Stored items:
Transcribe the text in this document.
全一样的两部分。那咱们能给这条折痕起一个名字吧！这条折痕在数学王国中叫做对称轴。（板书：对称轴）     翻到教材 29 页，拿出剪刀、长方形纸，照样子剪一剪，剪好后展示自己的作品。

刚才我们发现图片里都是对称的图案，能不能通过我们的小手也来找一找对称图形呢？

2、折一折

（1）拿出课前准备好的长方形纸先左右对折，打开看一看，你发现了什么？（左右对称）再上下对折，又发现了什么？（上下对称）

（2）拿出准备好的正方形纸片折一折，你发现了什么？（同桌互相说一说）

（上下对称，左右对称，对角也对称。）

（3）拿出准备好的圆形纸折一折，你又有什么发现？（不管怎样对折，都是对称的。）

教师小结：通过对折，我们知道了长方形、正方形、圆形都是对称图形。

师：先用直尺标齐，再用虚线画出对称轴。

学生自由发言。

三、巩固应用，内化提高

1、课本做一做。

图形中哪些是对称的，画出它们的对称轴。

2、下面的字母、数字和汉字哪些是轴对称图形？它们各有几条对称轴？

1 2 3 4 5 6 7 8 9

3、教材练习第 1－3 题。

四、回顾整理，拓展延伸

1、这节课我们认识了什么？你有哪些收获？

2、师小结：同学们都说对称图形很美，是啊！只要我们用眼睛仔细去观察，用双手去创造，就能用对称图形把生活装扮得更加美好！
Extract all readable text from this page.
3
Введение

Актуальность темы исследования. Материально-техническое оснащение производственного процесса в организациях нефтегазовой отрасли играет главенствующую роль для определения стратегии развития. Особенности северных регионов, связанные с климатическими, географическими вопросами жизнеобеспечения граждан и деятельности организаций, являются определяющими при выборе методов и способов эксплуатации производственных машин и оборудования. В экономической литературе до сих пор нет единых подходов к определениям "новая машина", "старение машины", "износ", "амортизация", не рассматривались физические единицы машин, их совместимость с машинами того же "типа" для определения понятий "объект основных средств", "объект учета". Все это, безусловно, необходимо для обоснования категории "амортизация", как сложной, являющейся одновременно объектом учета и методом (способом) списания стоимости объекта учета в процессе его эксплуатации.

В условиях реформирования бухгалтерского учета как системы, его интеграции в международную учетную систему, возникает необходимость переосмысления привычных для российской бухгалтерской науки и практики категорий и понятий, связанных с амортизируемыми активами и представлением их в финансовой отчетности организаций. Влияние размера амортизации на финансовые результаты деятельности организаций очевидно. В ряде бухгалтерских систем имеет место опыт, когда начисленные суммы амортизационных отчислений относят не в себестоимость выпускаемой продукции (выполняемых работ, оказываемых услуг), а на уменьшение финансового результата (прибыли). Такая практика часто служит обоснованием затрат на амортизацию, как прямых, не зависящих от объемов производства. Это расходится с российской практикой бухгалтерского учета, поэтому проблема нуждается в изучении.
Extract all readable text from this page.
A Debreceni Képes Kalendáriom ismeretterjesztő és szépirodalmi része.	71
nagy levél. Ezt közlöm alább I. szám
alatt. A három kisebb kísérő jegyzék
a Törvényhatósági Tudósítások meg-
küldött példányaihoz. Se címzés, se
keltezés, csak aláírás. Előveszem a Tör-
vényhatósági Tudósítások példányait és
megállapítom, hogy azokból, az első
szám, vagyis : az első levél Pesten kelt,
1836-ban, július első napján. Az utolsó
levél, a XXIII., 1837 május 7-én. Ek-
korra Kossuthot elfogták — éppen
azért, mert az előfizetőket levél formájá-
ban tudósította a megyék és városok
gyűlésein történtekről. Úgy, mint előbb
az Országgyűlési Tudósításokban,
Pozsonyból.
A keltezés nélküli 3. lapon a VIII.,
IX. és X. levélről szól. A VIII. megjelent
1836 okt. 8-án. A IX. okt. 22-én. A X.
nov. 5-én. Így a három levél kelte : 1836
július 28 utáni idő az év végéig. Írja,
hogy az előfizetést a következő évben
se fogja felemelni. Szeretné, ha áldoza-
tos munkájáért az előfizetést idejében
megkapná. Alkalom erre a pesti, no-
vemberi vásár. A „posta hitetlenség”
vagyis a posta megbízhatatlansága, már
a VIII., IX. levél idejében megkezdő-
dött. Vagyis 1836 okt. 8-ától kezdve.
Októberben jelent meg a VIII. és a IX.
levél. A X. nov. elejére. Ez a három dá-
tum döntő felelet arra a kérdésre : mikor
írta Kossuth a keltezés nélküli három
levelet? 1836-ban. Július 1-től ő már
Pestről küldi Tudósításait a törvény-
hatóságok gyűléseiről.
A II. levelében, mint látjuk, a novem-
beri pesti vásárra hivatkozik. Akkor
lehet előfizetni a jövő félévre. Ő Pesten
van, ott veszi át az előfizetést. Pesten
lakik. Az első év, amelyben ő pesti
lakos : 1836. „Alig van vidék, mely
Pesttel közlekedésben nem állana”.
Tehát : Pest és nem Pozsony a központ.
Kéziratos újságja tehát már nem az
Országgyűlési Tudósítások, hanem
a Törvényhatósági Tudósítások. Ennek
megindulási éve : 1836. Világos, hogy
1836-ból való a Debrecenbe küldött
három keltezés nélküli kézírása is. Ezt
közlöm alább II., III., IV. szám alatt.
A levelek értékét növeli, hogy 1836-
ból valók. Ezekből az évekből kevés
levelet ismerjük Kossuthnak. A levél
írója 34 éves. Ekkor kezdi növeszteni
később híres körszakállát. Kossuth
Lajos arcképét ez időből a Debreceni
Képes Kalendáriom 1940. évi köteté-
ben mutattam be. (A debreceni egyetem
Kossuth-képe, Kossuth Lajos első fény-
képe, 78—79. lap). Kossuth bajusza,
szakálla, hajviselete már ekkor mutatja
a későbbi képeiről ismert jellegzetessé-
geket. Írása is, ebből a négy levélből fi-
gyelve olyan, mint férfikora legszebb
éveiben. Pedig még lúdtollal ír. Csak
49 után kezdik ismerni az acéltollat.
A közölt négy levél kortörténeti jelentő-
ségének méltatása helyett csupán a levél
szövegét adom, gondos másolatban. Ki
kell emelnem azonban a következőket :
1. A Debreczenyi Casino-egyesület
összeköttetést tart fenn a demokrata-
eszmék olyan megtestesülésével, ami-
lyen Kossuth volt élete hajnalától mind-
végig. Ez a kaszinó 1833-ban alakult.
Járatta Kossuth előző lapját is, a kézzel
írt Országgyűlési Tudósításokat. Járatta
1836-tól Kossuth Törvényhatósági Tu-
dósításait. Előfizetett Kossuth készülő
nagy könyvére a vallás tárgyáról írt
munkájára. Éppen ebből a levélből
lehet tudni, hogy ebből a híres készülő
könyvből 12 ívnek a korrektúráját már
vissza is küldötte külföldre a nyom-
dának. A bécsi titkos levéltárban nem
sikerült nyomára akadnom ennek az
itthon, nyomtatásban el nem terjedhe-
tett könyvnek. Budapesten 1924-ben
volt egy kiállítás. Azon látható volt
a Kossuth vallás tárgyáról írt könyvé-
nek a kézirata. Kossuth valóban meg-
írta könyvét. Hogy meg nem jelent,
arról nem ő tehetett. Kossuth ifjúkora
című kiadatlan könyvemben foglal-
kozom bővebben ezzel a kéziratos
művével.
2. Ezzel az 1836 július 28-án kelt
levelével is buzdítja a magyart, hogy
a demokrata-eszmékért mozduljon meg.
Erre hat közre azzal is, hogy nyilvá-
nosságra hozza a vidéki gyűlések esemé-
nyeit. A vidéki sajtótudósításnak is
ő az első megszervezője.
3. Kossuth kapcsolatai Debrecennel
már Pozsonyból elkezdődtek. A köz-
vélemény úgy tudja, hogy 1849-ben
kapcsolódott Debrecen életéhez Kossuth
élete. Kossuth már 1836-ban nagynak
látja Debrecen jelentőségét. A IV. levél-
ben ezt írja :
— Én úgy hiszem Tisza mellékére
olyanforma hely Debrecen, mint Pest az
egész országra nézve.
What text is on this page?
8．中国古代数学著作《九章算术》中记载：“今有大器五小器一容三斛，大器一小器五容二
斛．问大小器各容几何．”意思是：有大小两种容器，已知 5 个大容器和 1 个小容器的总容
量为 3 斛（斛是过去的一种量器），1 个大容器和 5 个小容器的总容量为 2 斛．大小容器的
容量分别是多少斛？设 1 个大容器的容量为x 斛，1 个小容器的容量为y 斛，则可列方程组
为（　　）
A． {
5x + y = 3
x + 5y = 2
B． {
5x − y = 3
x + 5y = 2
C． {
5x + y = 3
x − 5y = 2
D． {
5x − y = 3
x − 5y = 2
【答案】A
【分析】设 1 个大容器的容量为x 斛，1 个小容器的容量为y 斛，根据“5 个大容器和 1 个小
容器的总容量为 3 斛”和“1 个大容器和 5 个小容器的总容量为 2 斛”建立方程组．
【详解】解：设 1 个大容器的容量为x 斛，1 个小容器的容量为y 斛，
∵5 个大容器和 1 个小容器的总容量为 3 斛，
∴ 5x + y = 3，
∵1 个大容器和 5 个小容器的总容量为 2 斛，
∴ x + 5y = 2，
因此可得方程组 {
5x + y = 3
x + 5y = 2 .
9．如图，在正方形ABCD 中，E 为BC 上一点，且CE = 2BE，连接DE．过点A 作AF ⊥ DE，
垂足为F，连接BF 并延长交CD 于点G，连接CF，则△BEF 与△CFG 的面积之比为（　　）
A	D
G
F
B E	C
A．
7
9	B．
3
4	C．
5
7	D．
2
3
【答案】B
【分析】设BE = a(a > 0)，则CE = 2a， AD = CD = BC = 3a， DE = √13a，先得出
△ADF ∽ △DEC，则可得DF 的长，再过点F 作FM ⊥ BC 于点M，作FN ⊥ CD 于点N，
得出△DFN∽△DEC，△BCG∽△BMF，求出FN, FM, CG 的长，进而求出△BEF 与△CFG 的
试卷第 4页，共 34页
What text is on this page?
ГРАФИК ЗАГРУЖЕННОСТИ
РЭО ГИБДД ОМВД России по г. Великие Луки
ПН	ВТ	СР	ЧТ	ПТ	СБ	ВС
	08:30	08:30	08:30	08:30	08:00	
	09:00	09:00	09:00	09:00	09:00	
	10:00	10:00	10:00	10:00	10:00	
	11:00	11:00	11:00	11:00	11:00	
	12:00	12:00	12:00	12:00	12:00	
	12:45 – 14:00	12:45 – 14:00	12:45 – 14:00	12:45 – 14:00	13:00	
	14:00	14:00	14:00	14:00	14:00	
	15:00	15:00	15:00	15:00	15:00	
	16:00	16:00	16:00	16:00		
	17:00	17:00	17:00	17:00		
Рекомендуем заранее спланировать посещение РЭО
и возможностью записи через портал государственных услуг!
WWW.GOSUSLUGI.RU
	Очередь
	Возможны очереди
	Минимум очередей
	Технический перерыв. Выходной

## [DO THIS]
Extract each line holding the word "个大容器和" from the records.

## [COMPLETED TASK]
斛．问大小器各容几何．”意思是：有大小两种容器，已知 5 个大容器和 1 个小容器的总容
量为 3 斛（斛是过去的一种量器），1 个大容器和 5 个小容器的总容量为 2 斛．大小容器的
【分析】设 1 个大容器的容量为x 斛，1 个小容器的容量为y 斛，根据“5 个大容器和 1 个小
容器的总容量为 3 斛”和“1 个大容器和 5 个小容器的总容量为 2 斛”建立方程组．
∵5 个大容器和 1 个小容器的总容量为 3 斛，
∵1 个大容器和 5 个小容器的总容量为 2 斛，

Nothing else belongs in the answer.